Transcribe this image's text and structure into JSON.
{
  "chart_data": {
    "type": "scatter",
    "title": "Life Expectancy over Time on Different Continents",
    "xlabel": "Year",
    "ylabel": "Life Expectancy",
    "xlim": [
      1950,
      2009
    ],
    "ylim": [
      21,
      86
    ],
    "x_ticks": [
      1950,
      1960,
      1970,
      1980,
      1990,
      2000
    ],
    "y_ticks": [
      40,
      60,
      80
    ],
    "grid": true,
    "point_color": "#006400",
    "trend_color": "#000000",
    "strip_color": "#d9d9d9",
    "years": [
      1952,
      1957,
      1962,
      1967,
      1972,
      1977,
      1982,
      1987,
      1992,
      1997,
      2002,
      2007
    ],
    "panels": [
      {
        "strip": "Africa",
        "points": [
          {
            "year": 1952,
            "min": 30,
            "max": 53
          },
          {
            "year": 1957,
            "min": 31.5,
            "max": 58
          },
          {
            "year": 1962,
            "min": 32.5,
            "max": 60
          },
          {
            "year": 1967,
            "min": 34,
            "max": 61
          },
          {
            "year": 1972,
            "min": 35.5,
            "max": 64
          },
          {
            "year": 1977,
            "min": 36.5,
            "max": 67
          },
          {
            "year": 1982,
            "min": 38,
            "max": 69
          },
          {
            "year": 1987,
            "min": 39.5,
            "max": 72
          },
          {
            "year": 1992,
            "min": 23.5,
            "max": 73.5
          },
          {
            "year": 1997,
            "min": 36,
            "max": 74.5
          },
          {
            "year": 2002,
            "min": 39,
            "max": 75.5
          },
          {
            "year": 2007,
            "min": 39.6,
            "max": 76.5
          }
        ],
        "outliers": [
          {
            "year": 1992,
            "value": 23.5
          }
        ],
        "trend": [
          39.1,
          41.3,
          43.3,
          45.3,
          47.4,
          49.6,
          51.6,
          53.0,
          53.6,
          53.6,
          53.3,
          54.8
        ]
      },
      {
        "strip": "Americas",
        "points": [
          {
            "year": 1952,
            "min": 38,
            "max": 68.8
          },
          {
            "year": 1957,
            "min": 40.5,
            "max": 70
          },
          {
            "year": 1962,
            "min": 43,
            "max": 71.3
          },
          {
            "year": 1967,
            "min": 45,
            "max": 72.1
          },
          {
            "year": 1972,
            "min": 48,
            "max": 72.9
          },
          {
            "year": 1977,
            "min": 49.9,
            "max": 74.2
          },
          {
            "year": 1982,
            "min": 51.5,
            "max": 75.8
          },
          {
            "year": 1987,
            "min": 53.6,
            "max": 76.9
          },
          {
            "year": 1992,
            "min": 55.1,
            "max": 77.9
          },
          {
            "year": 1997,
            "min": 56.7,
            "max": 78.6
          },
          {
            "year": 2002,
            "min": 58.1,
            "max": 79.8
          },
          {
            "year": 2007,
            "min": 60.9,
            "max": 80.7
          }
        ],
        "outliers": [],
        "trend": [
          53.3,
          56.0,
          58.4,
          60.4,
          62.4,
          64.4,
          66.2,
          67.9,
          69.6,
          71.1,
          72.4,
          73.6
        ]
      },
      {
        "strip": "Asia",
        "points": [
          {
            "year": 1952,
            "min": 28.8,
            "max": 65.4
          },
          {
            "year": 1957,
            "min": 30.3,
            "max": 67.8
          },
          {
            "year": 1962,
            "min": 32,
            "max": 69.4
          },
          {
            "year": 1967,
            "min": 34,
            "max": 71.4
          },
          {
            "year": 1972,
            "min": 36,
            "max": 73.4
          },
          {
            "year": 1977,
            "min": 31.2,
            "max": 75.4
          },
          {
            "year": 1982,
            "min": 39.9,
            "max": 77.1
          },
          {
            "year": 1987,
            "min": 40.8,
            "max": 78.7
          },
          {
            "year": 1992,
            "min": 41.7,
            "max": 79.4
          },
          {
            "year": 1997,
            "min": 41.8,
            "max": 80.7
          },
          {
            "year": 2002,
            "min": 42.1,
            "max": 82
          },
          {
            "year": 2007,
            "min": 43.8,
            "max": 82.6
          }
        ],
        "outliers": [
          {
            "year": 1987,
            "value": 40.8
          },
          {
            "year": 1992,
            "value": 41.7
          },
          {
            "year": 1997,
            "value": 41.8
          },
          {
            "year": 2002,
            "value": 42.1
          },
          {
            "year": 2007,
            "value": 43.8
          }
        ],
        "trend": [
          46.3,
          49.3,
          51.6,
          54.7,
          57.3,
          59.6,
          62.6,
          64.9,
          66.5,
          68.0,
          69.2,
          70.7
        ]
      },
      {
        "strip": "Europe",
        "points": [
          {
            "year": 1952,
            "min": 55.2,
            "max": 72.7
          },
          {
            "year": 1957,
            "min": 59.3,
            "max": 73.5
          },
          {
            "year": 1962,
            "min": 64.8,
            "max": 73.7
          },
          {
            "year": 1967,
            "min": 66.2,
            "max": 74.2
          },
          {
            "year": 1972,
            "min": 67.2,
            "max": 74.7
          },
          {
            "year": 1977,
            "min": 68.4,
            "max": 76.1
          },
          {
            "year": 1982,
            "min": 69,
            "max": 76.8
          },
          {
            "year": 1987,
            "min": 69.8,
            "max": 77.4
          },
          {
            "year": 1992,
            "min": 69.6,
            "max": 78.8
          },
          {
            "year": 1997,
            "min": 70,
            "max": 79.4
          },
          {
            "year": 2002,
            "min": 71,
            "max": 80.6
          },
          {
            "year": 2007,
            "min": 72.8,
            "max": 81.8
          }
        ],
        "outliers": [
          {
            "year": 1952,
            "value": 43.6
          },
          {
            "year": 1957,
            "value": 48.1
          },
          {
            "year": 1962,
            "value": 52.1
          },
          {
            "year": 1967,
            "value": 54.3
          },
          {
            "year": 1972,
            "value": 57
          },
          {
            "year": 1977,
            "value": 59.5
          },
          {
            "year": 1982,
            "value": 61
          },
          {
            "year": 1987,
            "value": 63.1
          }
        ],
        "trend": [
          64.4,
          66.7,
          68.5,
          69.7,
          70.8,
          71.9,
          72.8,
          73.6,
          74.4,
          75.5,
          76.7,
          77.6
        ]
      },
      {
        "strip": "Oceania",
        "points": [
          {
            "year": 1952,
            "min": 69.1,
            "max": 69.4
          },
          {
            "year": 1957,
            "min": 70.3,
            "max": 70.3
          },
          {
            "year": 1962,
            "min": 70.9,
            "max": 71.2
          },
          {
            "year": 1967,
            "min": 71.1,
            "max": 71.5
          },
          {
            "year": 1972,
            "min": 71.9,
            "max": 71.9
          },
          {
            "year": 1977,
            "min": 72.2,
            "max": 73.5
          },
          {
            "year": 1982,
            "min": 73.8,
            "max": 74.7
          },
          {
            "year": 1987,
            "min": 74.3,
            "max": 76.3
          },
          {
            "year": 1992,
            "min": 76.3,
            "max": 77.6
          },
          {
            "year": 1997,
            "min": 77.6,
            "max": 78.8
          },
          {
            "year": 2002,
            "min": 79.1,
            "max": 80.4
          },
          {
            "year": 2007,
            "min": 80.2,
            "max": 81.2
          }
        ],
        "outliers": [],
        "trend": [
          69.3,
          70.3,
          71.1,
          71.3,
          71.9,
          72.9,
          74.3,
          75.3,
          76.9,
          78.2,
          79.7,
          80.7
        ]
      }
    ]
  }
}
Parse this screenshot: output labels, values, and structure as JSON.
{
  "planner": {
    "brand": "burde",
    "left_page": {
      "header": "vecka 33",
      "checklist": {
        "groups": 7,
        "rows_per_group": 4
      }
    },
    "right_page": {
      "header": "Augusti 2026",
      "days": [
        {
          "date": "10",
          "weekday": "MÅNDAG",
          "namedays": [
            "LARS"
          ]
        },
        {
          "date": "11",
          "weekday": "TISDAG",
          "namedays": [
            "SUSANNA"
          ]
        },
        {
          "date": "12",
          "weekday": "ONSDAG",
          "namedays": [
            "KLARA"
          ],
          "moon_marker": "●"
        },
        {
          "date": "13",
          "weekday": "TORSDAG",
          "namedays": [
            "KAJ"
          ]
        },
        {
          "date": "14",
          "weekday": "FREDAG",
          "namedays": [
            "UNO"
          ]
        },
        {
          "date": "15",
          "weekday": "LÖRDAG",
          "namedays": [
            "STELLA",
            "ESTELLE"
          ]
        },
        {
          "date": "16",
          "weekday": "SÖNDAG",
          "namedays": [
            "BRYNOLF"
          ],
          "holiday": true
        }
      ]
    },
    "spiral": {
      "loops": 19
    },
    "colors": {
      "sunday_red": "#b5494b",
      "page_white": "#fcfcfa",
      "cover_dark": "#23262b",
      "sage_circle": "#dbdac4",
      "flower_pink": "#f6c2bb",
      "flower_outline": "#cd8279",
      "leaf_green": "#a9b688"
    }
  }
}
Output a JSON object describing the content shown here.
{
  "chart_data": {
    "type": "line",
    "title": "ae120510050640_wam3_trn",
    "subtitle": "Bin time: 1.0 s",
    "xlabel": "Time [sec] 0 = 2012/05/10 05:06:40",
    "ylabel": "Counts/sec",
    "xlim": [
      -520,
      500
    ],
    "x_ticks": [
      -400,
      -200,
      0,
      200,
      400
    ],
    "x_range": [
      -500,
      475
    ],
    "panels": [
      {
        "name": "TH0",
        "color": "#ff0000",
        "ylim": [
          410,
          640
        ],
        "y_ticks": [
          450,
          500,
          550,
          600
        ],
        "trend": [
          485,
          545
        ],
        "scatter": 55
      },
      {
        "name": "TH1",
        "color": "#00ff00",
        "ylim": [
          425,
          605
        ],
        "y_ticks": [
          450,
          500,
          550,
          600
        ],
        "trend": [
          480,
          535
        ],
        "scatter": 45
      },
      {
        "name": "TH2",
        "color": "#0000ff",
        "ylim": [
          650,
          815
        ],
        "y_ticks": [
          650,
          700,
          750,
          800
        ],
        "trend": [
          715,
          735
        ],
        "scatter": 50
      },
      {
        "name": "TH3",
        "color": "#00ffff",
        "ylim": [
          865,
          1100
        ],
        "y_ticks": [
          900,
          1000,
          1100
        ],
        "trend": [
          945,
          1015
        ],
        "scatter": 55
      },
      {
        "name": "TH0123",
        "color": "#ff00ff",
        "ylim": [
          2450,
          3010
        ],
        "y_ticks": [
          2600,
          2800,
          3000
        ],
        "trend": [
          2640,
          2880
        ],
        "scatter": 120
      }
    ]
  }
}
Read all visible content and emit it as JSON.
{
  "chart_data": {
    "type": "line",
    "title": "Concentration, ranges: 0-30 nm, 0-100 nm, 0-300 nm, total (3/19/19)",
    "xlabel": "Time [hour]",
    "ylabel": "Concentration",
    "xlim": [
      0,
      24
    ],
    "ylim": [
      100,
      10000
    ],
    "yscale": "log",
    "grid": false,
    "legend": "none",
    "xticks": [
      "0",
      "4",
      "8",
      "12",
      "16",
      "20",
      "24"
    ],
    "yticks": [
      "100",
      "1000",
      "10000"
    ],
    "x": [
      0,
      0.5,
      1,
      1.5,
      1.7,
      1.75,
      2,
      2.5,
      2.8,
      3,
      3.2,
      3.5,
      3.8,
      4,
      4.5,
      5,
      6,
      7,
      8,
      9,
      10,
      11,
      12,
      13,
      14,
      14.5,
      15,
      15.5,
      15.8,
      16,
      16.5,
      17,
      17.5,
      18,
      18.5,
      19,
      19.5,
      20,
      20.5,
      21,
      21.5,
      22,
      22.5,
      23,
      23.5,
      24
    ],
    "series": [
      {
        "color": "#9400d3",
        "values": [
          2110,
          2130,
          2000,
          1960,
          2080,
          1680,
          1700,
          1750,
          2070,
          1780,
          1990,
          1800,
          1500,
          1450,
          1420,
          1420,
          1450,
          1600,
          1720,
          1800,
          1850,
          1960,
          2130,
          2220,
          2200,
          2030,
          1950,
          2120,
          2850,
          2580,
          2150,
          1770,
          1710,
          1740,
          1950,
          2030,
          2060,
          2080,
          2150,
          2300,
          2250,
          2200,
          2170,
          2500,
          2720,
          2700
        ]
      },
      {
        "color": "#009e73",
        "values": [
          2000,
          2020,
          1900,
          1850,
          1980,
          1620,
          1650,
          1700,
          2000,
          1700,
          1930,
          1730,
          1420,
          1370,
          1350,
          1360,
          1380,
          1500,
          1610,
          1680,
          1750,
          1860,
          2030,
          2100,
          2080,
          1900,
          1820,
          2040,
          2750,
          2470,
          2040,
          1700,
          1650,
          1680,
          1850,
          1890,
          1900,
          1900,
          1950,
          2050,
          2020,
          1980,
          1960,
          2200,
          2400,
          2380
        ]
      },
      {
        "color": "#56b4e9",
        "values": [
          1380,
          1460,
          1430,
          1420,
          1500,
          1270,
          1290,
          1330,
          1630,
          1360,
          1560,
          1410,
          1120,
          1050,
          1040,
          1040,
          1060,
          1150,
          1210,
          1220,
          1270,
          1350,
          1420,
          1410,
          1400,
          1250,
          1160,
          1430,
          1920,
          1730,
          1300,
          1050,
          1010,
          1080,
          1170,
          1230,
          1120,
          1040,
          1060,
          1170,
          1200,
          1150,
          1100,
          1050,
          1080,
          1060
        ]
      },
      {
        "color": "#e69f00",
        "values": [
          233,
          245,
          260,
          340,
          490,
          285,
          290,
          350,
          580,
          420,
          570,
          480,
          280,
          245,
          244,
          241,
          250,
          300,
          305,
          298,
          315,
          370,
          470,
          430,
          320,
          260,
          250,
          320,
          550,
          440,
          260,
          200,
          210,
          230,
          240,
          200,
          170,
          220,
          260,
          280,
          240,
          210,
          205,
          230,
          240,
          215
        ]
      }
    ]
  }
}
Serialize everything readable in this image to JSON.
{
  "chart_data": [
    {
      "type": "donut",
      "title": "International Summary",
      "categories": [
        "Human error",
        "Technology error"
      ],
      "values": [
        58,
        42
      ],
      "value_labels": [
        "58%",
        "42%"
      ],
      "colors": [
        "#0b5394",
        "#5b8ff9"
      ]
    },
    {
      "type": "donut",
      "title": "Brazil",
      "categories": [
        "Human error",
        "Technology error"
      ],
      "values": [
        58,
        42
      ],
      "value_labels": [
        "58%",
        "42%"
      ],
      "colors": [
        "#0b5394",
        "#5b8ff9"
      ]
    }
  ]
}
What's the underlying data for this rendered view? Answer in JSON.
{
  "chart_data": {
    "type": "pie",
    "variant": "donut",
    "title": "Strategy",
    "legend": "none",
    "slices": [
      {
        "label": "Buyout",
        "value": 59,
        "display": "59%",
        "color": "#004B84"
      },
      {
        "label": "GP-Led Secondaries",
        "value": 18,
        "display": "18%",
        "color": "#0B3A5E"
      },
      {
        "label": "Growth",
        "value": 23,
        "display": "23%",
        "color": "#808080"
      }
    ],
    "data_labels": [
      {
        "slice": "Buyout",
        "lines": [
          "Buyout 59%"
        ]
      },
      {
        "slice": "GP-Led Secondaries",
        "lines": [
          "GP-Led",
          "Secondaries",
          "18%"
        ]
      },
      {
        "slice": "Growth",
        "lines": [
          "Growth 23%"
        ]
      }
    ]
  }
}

Aim of the task
Using the records above, say how many lines include the string "ylabel". Only the number is wanted.

Task solution
3